• Written exercise
Write the material out again in full, word for word. Do not include the pictures.

** start of Entries supplied **

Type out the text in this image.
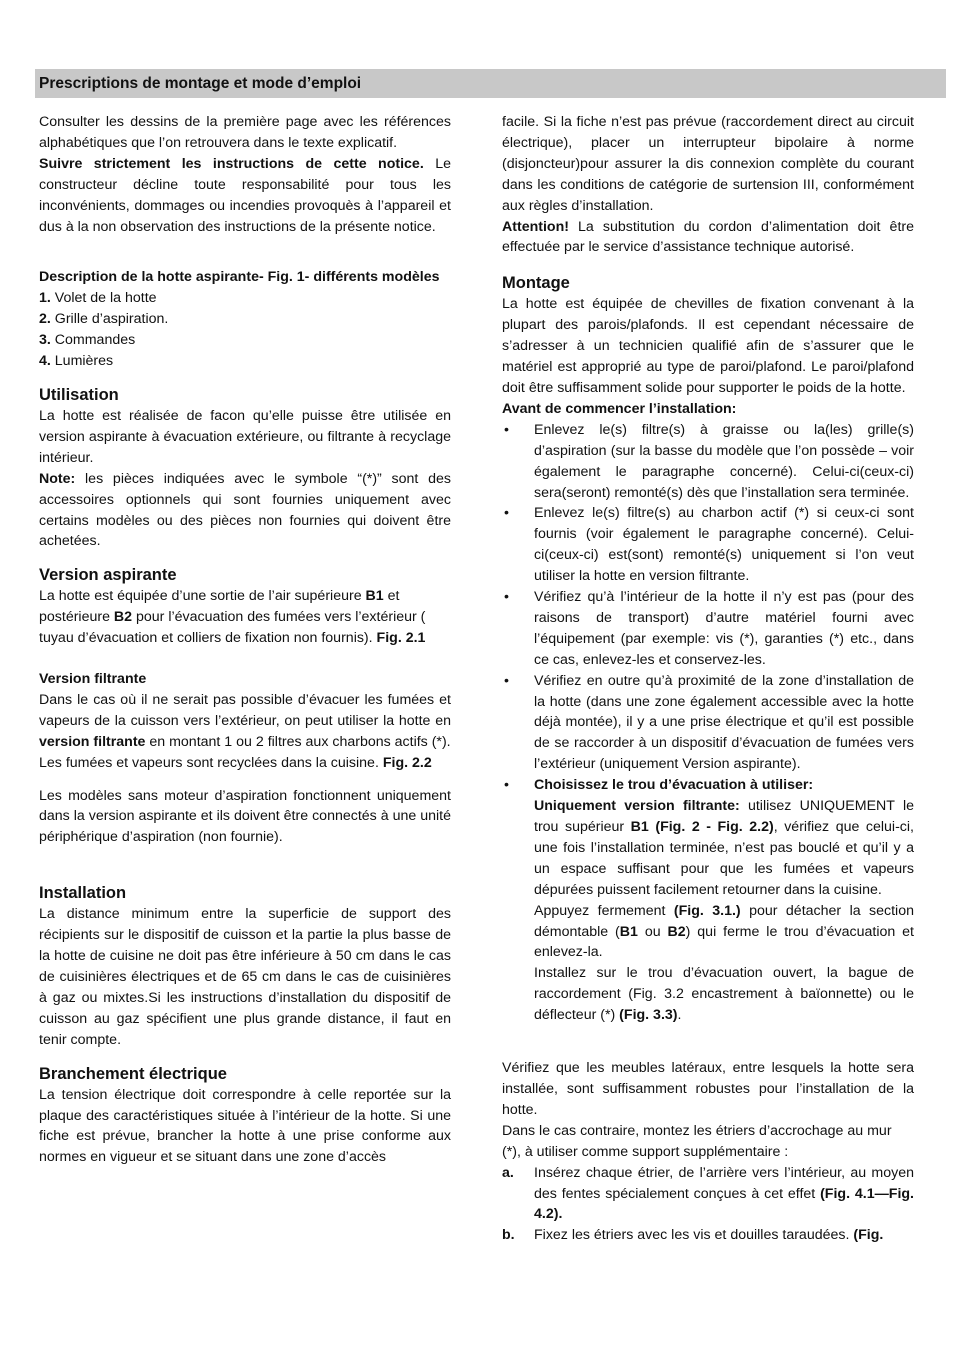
Prescriptions de montage et mode d’emploi

Consulter les dessins de la première page avec les références alphabétiques que l’on retrouvera dans le texte explicatif.

Suivre strictement les instructions de cette notice. Le constructeur décline toute responsabilité pour tous les inconvénients, dommages ou incendies provoquès à l’appareil et dus à la non observation des instructions de la présente notice.

Description de la hotte aspirante- Fig. 1- différents modèles

1. Volet de la hotte
2. Grille d’aspiration.
3. Commandes
4. Lumières

Utilisation

La hotte est réalisée de facon qu’elle puisse être utilisée en version aspirante à évacuation extérieure, ou filtrante à recyclage intérieur.

Note: les pièces indiquées avec le symbole “(*)” sont des accessoires optionnels qui sont fournies uniquement avec certains modèles ou des pièces non fournies qui doivent être achetées.

Version aspirante

La hotte est équipée d’une sortie de l’air supérieure B1 et postérieure B2 pour l’évacuation des fumées vers l’extérieur ( tuyau d’évacuation et colliers de fixation non fournis). Fig. 2.1

Version filtrante

Dans le cas où il ne serait pas possible d’évacuer les fumées et vapeurs de la cuisson vers l’extérieur, on peut utiliser la hotte en version filtrante en montant 1 ou 2 filtres aux charbons actifs (*).

Les fumées et vapeurs sont recyclées dans la cuisine. Fig. 2.2

Les modèles sans moteur d’aspiration fonctionnent uniquement dans la version aspirante et ils doivent être connectés à une unité périphérique d’aspiration (non fournie).

Installation

La distance minimum entre la superficie de support des récipients sur le dispositif de cuisson et la partie la plus basse de la hotte de cuisine ne doit pas être inférieure à 50 cm dans le cas de cuisinières électriques et de 65 cm dans le cas de cuisinières à gaz ou mixtes.Si les instructions d’installation du dispositif de cuisson au gaz spécifient une plus grande distance, il faut en tenir compte.

Branchement électrique

La tension électrique doit correspondre à celle reportée sur la plaque des caractéristiques située à l’intérieur de la hotte. Si une fiche est prévue, brancher la hotte à une prise conforme aux normes en vigueur et se situant dans une zone d’accès

facile. Si la fiche n’est pas prévue (raccordement direct au circuit électrique), placer un interrupteur bipolaire à norme (disjoncteur)pour assurer la dis connexion complète du courant dans les conditions de catégorie de surtension III, conformément aux règles d’installation.

Attention! La substitution du cordon d’alimentation doit être effectuée par le service d’assistance technique autorisé.

Montage

La hotte est équipée de chevilles de fixation convenant à la plupart des parois/plafonds. Il est cependant nécessaire de s’adresser à un technicien qualifié afin de s’assurer que le matériel est approprié au type de paroi/plafond. Le paroi/plafond doit être suffisamment solide pour supporter le poids de la hotte.

Avant de commencer l’installation:

• Enlevez le(s) filtre(s) à graisse ou la(les) grille(s) d’aspiration (sur la basse du modèle que l’on possède – voir également le paragraphe concerné). Celui-ci(ceux-ci) sera(seront) remonté(s) dès que l’installation sera terminée.
• Enlevez le(s) filtre(s) au charbon actif (*) si ceux-ci sont fournis (voir également le paragraphe concerné). Celui-ci(ceux-ci) est(sont) remonté(s) uniquement si l’on veut utiliser la hotte en version filtrante.
• Vérifiez qu’à l’intérieur de la hotte il n’y est pas (pour des raisons de transport) d’autre matériel fourni avec l’équipement (par exemple: vis (*), garanties (*) etc., dans ce cas, enlevez-les et conservez-les.
• Vérifiez en outre qu’à proximité de la zone d’installation de la hotte (dans une zone également accessible avec la hotte déjà montée), il y a une prise électrique et qu’il est possible de se raccorder à un dispositif d’évacuation de fumées vers l’extérieur (uniquement Version aspirante).
• Choisissez le trou d’évacuation à utiliser:
Uniquement version filtrante: utilisez UNIQUEMENT le trou supérieur B1 (Fig. 2 - Fig. 2.2), vérifiez que celui-ci, une fois l’installation terminée, n’est pas bouclé et qu’il y a un espace suffisant pour que les fumées et vapeurs dépurées puissent facilement retourner dans la cuisine.
Appuyez fermement (Fig. 3.1.) pour détacher la section démontable (B1 ou B2) qui ferme le trou d’évacuation et enlevez-la.
Installez sur le trou d’évacuation ouvert, la bague de raccordement (Fig. 3.2 encastrement à baïonnette) ou le déflecteur (*) (Fig. 3.3).

Vérifiez que les meubles latéraux, entre lesquels la hotte sera installée, sont suffisamment robustes pour l’installation de la hotte.

Dans le cas contraire, montez les étriers d’accrochage au mur (*), à utiliser comme support supplémentaire :

a. Insérez chaque étrier, de l’arrière vers l’intérieur, au moyen des fentes spécialement conçues à cet effet (Fig. 4.1—Fig. 4.2).
b. Fixez les étriers avec les vis et douilles taraudées. (Fig.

** end of Entries supplied **

• Solution
Type out the text in this image.
Prescriptions de montage et mode d’emploi

Consulter les dessins de la première page avec les références alphabétiques que l’on retrouvera dans le texte explicatif.

Suivre strictement les instructions de cette notice. Le constructeur décline toute responsabilité pour tous les inconvénients, dommages ou incendies provoquès à l’appareil et dus à la non observation des instructions de la présente notice.

Description de la hotte aspirante- Fig. 1- différents modèles

1. Volet de la hotte
2. Grille d’aspiration.
3. Commandes
4. Lumières

Utilisation

La hotte est réalisée de facon qu’elle puisse être utilisée en version aspirante à évacuation extérieure, ou filtrante à recyclage intérieur.

Note: les pièces indiquées avec le symbole “(*)” sont des accessoires optionnels qui sont fournies uniquement avec certains modèles ou des pièces non fournies qui doivent être achetées.

Version aspirante

La hotte est équipée d’une sortie de l’air supérieure B1 et postérieure B2 pour l’évacuation des fumées vers l’extérieur ( tuyau d’évacuation et colliers de fixation non fournis). Fig. 2.1

Version filtrante

Dans le cas où il ne serait pas possible d’évacuer les fumées et vapeurs de la cuisson vers l’extérieur, on peut utiliser la hotte en version filtrante en montant 1 ou 2 filtres aux charbons actifs (*).

Les fumées et vapeurs sont recyclées dans la cuisine. Fig. 2.2

Les modèles sans moteur d’aspiration fonctionnent uniquement dans la version aspirante et ils doivent être connectés à une unité périphérique d’aspiration (non fournie).

Installation

La distance minimum entre la superficie de support des récipients sur le dispositif de cuisson et la partie la plus basse de la hotte de cuisine ne doit pas être inférieure à 50 cm dans le cas de cuisinières électriques et de 65 cm dans le cas de cuisinières à gaz ou mixtes.Si les instructions d’installation du dispositif de cuisson au gaz spécifient une plus grande distance, il faut en tenir compte.

Branchement électrique

La tension électrique doit correspondre à celle reportée sur la plaque des caractéristiques située à l’intérieur de la hotte. Si une fiche est prévue, brancher la hotte à une prise conforme aux normes en vigueur et se situant dans une zone d’accès

facile. Si la fiche n’est pas prévue (raccordement direct au circuit électrique), placer un interrupteur bipolaire à norme (disjoncteur)pour assurer la dis connexion complète du courant dans les conditions de catégorie de surtension III, conformément aux règles d’installation.

Attention! La substitution du cordon d’alimentation doit être effectuée par le service d’assistance technique autorisé.

Montage

La hotte est équipée de chevilles de fixation convenant à la plupart des parois/plafonds. Il est cependant nécessaire de s’adresser à un technicien qualifié afin de s’assurer que le matériel est approprié au type de paroi/plafond. Le paroi/plafond doit être suffisamment solide pour supporter le poids de la hotte.

Avant de commencer l’installation:

• Enlevez le(s) filtre(s) à graisse ou la(les) grille(s) d’aspiration (sur la basse du modèle que l’on possède – voir également le paragraphe concerné). Celui-ci(ceux-ci) sera(seront) remonté(s) dès que l’installation sera terminée.
• Enlevez le(s) filtre(s) au charbon actif (*) si ceux-ci sont fournis (voir également le paragraphe concerné). Celui-ci(ceux-ci) est(sont) remonté(s) uniquement si l’on veut utiliser la hotte en version filtrante.
• Vérifiez qu’à l’intérieur de la hotte il n’y est pas (pour des raisons de transport) d’autre matériel fourni avec l’équipement (par exemple: vis (*), garanties (*) etc., dans ce cas, enlevez-les et conservez-les.
• Vérifiez en outre qu’à proximité de la zone d’installation de la hotte (dans une zone également accessible avec la hotte déjà montée), il y a une prise électrique et qu’il est possible de se raccorder à un dispositif d’évacuation de fumées vers l’extérieur (uniquement Version aspirante).
• Choisissez le trou d’évacuation à utiliser:
Uniquement version filtrante: utilisez UNIQUEMENT le trou supérieur B1 (Fig. 2 - Fig. 2.2), vérifiez que celui-ci, une fois l’installation terminée, n’est pas bouclé et qu’il y a un espace suffisant pour que les fumées et vapeurs dépurées puissent facilement retourner dans la cuisine.
Appuyez fermement (Fig. 3.1.) pour détacher la section démontable (B1 ou B2) qui ferme le trou d’évacuation et enlevez-la.
Installez sur le trou d’évacuation ouvert, la bague de raccordement (Fig. 3.2 encastrement à baïonnette) ou le déflecteur (*) (Fig. 3.3).

Vérifiez que les meubles latéraux, entre lesquels la hotte sera installée, sont suffisamment robustes pour l’installation de la hotte.

Dans le cas contraire, montez les étriers d’accrochage au mur (*), à utiliser comme support supplémentaire :

a. Insérez chaque étrier, de l’arrière vers l’intérieur, au moyen des fentes spécialement conçues à cet effet (Fig. 4.1—Fig. 4.2).
b. Fixez les étriers avec les vis et douilles taraudées. (Fig.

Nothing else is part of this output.